-- What to do --
[1] Answer these questions from the passage on food criticism, one answer per line:
(a) In what year was aesthetics born as a discipline?
(b) Whose case is called paradigmatic of amateurship?
(c) In which newspaper and in what year did the first restaurant review seemingly appear?
[2] Continue the passage on food criticism from the point where it stops.

-- Text segment --

— BEGIN —

As it is well known, the very notion of criticism, as well as the one of ‘good taste,’
is modern, and is an expression of essentially modern feeling/thinking that arose
within the realm of aesthetics (a modern discipline, born in 1750) especially with reference to art (see Dickie 1996; Perullo 2017). However, if today critics (of fine art, or
literary critics, or even film critics) were to be asked to list the landmarks of their
respective disciplines, their answers would be more solid and certain compared to
those by food critics faced with the same question. In gastronomy, which to this day
seems to enjoy endless media success, it is very difficult to find undisputed points of
reference. Why? It should be remembered that this social and cultural practice immediately developed through two channels: amateurship – the paradigmatic case
being that of Brillat-Savarin – or journalism: it seems that the first restaurant review
appeared in 1859 in the New York Times, significantly anonymously.2 To the amateurship and anonymity, I return to later. Let us now reflect on the relationship between
journalism, reviews, rankings and recommendations, and gustatory perception.

— END —

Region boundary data

— BEGIN —

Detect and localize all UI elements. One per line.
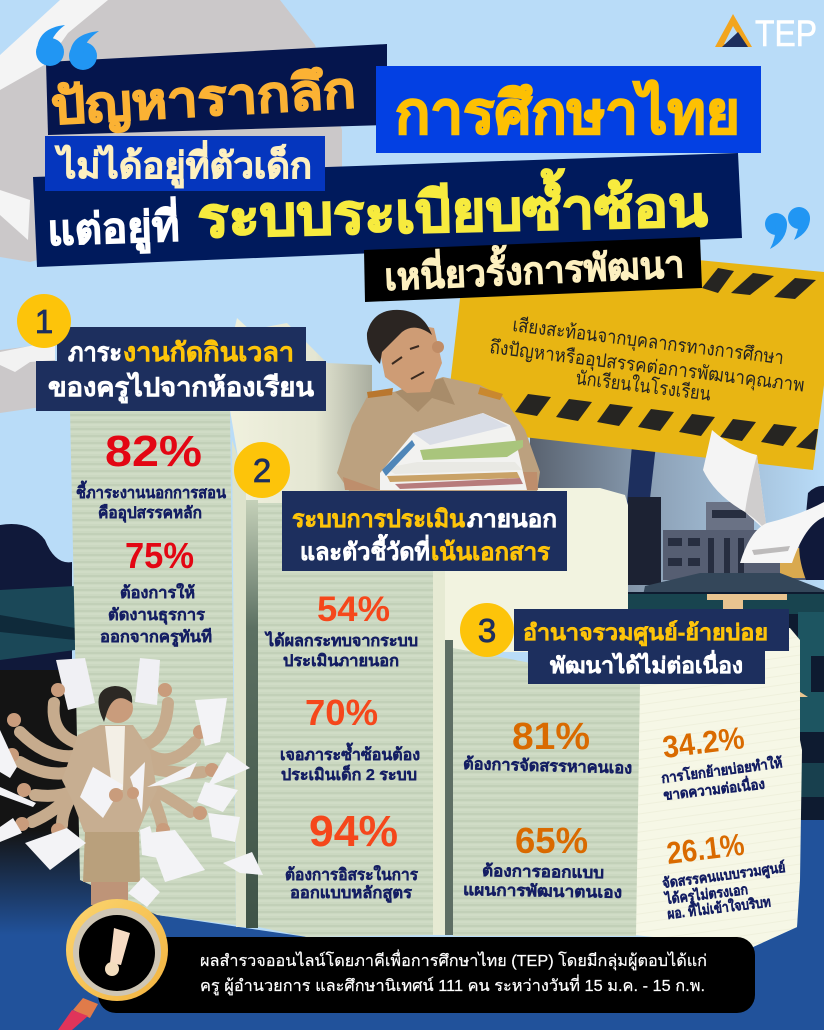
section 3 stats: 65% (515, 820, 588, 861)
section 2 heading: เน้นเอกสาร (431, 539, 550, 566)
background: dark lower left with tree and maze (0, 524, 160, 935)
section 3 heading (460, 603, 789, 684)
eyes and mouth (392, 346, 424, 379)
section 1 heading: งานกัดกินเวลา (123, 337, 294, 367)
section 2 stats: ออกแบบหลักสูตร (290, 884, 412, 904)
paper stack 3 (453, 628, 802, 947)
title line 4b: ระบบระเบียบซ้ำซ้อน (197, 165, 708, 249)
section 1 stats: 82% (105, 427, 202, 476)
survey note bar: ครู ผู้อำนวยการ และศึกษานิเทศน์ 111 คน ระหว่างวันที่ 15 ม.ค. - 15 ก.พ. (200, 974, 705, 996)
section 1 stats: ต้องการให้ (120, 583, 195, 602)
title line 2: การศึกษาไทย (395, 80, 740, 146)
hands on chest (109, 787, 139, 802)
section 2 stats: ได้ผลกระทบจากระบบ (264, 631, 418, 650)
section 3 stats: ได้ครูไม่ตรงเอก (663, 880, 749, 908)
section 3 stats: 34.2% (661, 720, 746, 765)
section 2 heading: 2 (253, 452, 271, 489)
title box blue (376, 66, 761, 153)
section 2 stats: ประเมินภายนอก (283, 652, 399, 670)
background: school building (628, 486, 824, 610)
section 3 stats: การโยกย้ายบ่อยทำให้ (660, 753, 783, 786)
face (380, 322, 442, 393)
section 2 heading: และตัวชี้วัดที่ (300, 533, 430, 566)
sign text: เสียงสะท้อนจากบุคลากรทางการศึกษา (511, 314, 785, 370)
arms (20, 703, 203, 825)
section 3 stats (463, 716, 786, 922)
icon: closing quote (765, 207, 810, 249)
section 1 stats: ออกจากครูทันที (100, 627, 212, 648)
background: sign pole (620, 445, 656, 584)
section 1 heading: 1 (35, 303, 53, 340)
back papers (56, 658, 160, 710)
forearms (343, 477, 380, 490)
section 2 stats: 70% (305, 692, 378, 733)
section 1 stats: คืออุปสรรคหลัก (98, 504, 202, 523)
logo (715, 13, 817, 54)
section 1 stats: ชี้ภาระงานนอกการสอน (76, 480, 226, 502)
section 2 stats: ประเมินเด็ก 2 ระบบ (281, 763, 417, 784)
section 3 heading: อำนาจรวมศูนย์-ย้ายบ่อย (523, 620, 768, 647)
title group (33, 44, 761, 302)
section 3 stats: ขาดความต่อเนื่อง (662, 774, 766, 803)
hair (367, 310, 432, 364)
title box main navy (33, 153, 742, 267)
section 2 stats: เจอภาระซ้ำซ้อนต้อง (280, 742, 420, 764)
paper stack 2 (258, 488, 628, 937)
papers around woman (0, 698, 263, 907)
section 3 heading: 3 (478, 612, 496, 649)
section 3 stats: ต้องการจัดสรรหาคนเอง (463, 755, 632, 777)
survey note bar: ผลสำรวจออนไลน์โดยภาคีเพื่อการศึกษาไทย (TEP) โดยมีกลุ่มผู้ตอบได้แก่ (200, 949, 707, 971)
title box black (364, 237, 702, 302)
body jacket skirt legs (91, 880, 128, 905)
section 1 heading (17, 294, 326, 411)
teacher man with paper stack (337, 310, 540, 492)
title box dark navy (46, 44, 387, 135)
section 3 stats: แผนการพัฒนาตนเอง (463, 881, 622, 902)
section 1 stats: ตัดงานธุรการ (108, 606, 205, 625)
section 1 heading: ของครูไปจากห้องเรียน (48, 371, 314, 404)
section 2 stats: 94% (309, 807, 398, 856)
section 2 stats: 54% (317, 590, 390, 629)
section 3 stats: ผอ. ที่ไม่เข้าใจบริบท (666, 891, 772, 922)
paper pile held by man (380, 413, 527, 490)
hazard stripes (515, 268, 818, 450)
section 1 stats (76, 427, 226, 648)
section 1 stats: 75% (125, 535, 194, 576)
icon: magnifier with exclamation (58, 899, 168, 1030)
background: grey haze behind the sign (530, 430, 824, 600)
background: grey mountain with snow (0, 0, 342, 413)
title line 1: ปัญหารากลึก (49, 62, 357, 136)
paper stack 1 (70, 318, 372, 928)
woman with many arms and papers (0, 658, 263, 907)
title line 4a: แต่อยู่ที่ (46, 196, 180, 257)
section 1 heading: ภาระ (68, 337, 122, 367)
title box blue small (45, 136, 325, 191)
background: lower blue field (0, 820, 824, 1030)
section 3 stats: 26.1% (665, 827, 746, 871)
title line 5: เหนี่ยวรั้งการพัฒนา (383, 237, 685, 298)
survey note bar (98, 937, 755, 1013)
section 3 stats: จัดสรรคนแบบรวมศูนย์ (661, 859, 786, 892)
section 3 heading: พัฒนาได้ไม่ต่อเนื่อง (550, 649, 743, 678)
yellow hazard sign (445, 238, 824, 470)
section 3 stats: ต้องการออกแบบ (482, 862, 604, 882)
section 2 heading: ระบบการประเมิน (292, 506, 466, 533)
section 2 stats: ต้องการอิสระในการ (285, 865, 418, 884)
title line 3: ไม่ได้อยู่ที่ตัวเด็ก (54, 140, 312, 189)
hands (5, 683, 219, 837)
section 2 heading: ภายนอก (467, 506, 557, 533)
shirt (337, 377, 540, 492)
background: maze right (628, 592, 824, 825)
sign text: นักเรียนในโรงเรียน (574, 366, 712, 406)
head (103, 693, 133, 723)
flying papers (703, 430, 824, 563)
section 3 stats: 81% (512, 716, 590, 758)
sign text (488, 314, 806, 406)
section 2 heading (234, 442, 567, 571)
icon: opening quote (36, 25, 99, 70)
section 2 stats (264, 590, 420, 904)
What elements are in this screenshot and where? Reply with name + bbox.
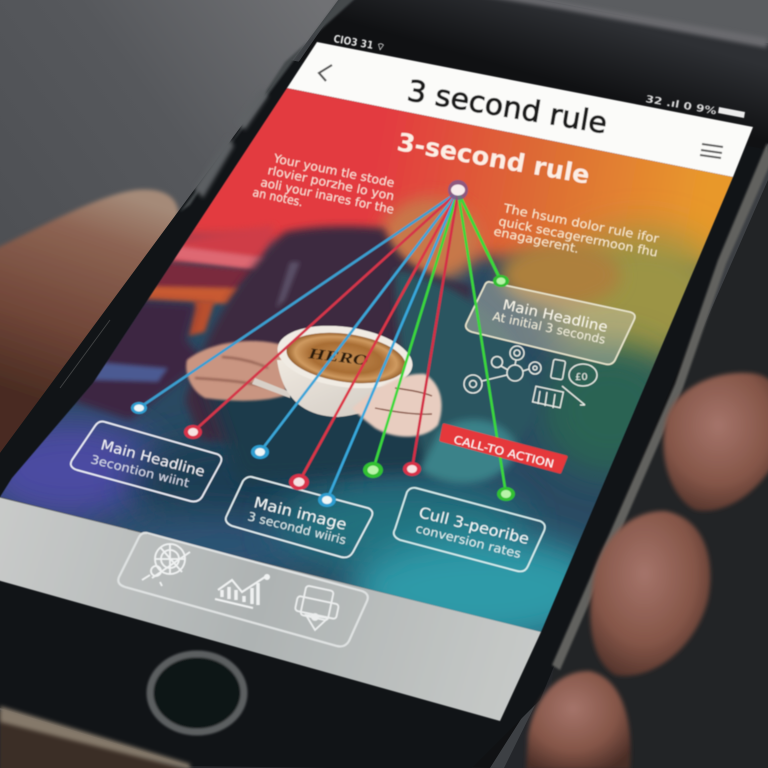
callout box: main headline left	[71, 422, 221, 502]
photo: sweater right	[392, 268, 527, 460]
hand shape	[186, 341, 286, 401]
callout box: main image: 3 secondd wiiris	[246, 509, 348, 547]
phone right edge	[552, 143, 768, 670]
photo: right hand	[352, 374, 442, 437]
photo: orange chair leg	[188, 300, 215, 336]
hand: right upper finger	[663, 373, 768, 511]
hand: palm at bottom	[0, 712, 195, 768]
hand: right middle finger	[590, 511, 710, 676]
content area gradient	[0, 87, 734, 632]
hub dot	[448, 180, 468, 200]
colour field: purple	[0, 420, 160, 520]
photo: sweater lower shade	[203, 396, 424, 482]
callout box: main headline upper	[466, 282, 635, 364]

— END —

-- Answers given --
[1]
(a) 1750
(b) Brillat-Savarin
(c) The New York Times, in 1859

[2]
The birth and development of gastronomic criticism did not come about because
of scholars, scientists or academics, but mainly because of journalism. Food criticism flourished within a model – precisely that of journalism – based on current affairs that has prevented the creation of a broad, perspectival and diachronic cultural
canon (as was the case, for art criticism or even, more recently, for film criticism). It
is true that, in general, every criticism is a modern attitude that shares similar assumptions. First of all, the assumption that there is a judgmental and evaluative act
on the part of a subject (often, an individual) towards an object (or work). Secondly,
as observed before, this paradigm is rooted in the modern idea of taste, precisely in
the birth of ‘aesthetic taste,’ conceived as something that, on purpose, can overlook
the contexts in which a work of art is immersed. Modern conception of taste focuses
first on shared criteria of judgement considered, in a peculiar sense, ‘objective,’ that
is, ‘intersubjective’ (Hume 1760); and then, with the blooming of scientific accounts
on taste, on a referential sensory analysis, more and more objectifying the gustatory
experiences and detaching them from the contexts they unfold.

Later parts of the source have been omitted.